__WHAT YOU WILL DO__:
Reproduce each line that includes the word "WOMEN".

__ITEMS__:
☆ ☆ ☆ ☆ ☆

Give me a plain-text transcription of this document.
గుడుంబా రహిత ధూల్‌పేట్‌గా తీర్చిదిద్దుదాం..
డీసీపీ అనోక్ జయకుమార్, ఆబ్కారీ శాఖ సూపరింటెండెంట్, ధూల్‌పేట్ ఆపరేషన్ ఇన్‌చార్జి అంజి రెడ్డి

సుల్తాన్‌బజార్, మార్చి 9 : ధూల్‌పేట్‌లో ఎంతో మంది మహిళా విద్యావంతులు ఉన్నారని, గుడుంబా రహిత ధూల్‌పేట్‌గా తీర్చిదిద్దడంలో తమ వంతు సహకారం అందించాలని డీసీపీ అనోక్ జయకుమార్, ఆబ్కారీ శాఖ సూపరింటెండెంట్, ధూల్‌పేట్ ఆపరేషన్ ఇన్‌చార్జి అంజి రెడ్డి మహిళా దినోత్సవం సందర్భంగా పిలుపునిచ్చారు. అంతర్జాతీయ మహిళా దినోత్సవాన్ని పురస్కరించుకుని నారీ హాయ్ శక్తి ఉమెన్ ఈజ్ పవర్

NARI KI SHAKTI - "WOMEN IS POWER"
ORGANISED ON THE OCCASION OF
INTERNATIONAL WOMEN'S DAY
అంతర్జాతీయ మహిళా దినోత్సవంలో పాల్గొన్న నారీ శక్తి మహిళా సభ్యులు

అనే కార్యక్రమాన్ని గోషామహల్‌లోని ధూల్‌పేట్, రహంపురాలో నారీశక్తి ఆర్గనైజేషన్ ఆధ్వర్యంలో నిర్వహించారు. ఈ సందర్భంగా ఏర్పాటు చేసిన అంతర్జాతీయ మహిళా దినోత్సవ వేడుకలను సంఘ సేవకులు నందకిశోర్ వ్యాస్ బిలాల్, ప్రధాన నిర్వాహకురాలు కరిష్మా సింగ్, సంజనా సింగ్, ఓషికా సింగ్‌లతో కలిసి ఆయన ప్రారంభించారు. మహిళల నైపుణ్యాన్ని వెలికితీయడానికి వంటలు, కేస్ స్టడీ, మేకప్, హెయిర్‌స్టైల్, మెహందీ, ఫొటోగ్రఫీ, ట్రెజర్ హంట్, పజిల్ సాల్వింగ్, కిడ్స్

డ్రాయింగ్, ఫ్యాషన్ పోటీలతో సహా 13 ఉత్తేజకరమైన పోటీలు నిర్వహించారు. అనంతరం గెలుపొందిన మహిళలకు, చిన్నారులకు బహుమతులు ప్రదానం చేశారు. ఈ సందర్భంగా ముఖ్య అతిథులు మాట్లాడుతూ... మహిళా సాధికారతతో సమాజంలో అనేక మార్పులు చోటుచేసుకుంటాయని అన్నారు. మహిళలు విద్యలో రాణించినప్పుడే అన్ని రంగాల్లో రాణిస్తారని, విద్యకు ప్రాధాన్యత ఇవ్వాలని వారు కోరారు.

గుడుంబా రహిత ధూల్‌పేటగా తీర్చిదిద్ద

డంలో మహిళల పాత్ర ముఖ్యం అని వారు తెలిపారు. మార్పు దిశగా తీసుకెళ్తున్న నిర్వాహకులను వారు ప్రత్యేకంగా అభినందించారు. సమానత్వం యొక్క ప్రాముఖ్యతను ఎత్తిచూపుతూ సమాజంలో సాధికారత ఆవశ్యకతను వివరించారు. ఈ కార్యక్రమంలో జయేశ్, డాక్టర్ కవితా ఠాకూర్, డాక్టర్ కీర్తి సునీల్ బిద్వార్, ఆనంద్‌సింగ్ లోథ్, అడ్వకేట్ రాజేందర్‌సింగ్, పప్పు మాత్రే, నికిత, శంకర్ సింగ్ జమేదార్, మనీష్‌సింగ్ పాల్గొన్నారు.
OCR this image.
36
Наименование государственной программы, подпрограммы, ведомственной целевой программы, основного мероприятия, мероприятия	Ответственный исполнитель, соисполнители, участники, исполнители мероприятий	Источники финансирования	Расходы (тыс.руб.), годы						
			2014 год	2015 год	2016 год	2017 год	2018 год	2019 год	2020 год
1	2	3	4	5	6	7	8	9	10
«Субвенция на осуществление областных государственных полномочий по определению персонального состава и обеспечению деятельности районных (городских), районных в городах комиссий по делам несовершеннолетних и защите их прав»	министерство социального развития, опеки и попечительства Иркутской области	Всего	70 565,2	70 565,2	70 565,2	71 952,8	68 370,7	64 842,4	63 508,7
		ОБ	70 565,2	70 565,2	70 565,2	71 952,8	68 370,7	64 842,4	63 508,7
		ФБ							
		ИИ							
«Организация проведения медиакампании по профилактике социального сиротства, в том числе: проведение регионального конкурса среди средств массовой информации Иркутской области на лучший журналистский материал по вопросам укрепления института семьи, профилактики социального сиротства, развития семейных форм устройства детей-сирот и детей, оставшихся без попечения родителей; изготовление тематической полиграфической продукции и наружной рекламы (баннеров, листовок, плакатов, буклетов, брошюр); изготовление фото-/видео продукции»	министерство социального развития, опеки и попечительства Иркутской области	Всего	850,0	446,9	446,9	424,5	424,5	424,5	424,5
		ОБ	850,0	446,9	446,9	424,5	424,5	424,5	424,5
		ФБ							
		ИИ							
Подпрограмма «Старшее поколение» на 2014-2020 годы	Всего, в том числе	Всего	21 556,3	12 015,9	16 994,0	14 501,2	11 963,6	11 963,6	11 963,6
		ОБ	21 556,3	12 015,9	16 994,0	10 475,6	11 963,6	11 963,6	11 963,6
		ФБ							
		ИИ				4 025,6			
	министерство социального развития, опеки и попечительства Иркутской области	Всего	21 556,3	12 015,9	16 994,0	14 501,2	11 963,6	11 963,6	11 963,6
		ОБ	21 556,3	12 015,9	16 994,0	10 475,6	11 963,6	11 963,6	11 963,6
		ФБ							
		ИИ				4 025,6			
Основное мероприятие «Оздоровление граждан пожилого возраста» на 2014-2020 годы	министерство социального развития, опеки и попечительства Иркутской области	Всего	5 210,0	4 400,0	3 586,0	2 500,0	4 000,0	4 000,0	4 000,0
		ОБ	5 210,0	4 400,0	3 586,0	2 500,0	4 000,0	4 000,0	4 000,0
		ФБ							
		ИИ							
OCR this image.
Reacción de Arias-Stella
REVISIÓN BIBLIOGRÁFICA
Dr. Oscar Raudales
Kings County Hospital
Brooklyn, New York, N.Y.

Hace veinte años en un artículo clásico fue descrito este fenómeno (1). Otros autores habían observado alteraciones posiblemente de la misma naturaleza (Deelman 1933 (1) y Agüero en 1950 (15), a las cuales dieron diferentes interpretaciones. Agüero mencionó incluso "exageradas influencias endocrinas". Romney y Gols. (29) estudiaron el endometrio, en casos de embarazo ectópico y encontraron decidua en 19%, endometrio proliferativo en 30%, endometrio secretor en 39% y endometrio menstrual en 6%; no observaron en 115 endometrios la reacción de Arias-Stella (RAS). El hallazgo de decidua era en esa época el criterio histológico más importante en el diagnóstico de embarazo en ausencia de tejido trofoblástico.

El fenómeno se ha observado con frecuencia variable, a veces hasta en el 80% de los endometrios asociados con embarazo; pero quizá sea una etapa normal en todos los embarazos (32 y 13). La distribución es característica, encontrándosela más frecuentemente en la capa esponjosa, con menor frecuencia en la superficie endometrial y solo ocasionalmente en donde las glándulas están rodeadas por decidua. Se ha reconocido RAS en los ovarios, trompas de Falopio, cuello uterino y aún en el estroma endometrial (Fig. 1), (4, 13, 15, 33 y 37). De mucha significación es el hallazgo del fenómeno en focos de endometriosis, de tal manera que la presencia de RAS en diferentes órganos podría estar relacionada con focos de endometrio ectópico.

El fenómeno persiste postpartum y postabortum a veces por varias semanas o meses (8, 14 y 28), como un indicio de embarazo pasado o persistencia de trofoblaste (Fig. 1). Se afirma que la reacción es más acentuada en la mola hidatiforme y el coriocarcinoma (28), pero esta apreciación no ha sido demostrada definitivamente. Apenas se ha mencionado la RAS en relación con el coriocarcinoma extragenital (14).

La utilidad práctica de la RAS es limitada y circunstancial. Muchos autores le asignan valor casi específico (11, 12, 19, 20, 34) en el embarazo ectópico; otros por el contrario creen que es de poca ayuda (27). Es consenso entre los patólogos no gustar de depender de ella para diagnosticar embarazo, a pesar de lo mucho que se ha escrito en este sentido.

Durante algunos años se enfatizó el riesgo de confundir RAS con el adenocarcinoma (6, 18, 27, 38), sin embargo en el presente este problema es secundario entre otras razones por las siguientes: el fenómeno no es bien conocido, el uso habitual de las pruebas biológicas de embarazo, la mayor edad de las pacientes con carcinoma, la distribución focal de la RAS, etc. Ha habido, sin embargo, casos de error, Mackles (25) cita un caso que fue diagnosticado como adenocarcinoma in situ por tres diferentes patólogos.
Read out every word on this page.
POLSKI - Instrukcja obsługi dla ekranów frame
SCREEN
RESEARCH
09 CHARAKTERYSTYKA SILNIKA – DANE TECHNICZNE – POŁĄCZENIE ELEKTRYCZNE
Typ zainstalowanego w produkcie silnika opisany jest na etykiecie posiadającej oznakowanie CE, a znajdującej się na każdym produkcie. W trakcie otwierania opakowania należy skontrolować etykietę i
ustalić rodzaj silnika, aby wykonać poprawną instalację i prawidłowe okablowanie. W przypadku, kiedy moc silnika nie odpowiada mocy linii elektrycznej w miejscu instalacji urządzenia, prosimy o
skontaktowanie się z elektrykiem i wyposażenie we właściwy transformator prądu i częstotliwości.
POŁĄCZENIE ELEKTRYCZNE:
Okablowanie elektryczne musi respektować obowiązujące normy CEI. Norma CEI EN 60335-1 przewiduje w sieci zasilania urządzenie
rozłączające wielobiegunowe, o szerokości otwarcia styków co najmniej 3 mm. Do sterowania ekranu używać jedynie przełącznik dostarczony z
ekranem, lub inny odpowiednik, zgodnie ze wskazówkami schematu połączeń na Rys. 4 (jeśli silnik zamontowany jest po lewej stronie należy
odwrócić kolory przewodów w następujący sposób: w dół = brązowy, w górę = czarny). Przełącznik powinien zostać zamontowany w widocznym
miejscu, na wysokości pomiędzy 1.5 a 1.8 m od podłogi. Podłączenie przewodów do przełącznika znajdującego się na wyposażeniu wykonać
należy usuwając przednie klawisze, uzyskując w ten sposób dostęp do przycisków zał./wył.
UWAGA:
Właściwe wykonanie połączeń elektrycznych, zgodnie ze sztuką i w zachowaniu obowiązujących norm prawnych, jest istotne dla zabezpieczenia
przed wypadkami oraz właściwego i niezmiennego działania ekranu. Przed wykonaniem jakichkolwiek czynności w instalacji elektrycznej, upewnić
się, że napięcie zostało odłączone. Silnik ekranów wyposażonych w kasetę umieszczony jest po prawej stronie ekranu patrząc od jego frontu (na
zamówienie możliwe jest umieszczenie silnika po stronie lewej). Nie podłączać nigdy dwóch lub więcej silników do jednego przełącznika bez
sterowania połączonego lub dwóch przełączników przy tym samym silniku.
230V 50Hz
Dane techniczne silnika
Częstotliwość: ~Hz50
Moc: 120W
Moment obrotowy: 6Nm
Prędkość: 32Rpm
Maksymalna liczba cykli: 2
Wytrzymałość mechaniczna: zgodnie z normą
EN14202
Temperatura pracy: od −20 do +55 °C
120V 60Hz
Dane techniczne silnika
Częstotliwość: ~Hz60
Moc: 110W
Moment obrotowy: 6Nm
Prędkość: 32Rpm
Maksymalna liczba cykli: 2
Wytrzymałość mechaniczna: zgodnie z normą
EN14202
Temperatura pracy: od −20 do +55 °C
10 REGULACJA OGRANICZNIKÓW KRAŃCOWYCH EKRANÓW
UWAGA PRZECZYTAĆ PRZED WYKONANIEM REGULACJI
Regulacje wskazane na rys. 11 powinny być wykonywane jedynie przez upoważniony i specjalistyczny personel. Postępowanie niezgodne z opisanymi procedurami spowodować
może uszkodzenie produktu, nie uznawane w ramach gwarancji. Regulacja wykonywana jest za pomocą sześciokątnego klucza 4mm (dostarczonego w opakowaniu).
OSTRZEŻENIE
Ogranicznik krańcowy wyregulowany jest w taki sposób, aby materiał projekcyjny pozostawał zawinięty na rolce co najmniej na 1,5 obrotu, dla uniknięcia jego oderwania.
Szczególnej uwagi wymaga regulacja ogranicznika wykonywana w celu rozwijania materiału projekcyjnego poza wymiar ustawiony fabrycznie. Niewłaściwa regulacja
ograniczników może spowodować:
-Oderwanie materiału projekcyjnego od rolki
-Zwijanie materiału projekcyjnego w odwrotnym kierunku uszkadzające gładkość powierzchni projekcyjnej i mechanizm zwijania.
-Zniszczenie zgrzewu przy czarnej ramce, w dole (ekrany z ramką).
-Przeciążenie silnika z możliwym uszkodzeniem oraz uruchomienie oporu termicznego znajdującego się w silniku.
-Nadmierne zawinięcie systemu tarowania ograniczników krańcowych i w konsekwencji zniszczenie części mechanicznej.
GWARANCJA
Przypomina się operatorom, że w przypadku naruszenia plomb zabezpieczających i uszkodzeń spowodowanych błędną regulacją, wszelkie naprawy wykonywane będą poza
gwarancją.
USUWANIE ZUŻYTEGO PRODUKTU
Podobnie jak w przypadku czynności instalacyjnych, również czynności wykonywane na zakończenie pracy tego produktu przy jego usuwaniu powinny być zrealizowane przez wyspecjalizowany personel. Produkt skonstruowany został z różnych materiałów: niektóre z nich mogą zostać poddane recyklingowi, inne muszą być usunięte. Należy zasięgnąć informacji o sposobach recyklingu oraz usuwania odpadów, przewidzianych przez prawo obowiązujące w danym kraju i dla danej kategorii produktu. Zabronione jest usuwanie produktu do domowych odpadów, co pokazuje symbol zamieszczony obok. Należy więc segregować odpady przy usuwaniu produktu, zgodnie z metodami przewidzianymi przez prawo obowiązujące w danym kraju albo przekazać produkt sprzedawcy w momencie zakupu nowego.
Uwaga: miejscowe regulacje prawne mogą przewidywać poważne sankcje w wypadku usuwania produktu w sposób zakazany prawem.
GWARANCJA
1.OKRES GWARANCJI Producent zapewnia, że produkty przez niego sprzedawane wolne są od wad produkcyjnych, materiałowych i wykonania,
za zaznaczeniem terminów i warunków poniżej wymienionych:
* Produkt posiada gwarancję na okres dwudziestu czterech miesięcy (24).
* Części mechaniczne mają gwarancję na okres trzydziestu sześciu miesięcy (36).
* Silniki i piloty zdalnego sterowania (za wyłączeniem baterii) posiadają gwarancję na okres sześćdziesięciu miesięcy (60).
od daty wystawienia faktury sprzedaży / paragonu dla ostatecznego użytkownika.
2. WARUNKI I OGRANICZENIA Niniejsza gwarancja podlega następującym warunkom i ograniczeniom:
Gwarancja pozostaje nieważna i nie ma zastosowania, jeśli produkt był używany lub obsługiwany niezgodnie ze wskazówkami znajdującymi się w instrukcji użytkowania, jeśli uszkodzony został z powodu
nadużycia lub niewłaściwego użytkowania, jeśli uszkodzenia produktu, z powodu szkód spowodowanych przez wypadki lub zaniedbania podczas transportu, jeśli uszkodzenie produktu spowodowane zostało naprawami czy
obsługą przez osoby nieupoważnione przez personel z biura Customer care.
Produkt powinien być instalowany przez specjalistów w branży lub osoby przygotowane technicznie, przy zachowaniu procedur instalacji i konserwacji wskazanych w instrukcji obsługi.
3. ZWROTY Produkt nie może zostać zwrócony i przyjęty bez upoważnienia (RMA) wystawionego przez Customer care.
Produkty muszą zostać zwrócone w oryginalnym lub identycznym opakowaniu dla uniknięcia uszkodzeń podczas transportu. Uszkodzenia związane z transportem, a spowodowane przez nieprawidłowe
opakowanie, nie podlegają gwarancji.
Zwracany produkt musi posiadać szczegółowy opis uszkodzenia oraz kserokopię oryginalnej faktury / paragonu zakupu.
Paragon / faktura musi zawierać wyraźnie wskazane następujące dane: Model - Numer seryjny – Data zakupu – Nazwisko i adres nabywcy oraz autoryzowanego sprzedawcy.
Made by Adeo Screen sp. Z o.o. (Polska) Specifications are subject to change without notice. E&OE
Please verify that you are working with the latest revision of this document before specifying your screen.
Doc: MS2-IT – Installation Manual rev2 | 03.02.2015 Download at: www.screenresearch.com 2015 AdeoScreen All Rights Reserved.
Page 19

☆ ☆ ☆ ☆ ☆

__TASK RESULT__:
NARI KI SHAKTI - "WOMEN IS POWER"
INTERNATIONAL WOMEN'S DAY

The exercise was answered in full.